- Een reeks records:
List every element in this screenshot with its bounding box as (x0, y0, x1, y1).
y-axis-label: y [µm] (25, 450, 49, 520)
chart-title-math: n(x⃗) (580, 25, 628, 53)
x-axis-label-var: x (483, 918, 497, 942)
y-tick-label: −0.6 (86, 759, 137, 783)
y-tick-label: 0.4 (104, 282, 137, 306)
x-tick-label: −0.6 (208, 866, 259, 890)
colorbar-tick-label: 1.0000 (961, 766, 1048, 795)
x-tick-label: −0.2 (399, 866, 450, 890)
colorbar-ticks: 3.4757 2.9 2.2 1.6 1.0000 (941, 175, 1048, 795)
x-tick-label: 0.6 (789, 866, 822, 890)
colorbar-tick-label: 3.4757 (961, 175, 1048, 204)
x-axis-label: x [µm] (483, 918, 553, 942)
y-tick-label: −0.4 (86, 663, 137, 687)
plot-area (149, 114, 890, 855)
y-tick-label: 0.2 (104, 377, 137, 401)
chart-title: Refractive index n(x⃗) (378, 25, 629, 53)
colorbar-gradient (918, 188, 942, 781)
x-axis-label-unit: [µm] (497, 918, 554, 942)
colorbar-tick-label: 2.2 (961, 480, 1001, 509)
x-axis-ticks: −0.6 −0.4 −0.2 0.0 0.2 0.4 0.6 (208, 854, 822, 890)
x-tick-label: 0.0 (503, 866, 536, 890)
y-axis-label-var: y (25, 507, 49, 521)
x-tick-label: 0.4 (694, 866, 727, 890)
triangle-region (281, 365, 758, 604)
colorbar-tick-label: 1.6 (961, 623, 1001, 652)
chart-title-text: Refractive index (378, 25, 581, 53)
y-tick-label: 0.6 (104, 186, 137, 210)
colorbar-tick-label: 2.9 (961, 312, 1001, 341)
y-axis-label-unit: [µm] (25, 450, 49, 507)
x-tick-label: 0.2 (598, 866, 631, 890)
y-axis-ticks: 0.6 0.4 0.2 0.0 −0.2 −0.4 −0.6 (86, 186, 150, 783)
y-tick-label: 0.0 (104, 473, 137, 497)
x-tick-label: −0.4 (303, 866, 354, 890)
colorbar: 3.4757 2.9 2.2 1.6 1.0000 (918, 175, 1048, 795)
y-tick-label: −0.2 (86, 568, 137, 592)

- DOEL: Schrijf alle regels uit de records hierboven letterlijk over.

- UITVOER:
List every element in this screenshot with its bounding box as (x0, y0, x1, y1).
y-axis-label: y [µm] (25, 450, 49, 520)
chart-title-math: n(x⃗) (580, 25, 628, 53)
x-axis-label-var: x (483, 918, 497, 942)
y-tick-label: −0.6 (86, 759, 137, 783)
y-tick-label: 0.4 (104, 282, 137, 306)
x-tick-label: −0.6 (208, 866, 259, 890)
colorbar-tick-label: 1.0000 (961, 766, 1048, 795)
x-tick-label: −0.2 (399, 866, 450, 890)
colorbar-ticks: 3.4757 2.9 2.2 1.6 1.0000 (941, 175, 1048, 795)
x-tick-label: 0.6 (789, 866, 822, 890)
colorbar-tick-label: 3.4757 (961, 175, 1048, 204)
x-axis-label: x [µm] (483, 918, 553, 942)
y-tick-label: −0.4 (86, 663, 137, 687)
plot-area (149, 114, 890, 855)
y-tick-label: 0.2 (104, 377, 137, 401)
chart-title: Refractive index n(x⃗) (378, 25, 629, 53)
colorbar-gradient (918, 188, 942, 781)
x-axis-label-unit: [µm] (497, 918, 554, 942)
colorbar-tick-label: 2.2 (961, 480, 1001, 509)
x-axis-ticks: −0.6 −0.4 −0.2 0.0 0.2 0.4 0.6 (208, 854, 822, 890)
x-tick-label: 0.0 (503, 866, 536, 890)
y-axis-label-var: y (25, 507, 49, 521)
x-tick-label: 0.4 (694, 866, 727, 890)
triangle-region (281, 365, 758, 604)
colorbar-tick-label: 1.6 (961, 623, 1001, 652)
chart-title-text: Refractive index (378, 25, 581, 53)
y-tick-label: 0.6 (104, 186, 137, 210)
colorbar-tick-label: 2.9 (961, 312, 1001, 341)
y-axis-label-unit: [µm] (25, 450, 49, 507)
x-tick-label: 0.2 (598, 866, 631, 890)
y-axis-ticks: 0.6 0.4 0.2 0.0 −0.2 −0.4 −0.6 (86, 186, 150, 783)
y-tick-label: 0.0 (104, 473, 137, 497)
x-tick-label: −0.4 (303, 866, 354, 890)
colorbar: 3.4757 2.9 2.2 1.6 1.0000 (918, 175, 1048, 795)
y-tick-label: −0.2 (86, 568, 137, 592)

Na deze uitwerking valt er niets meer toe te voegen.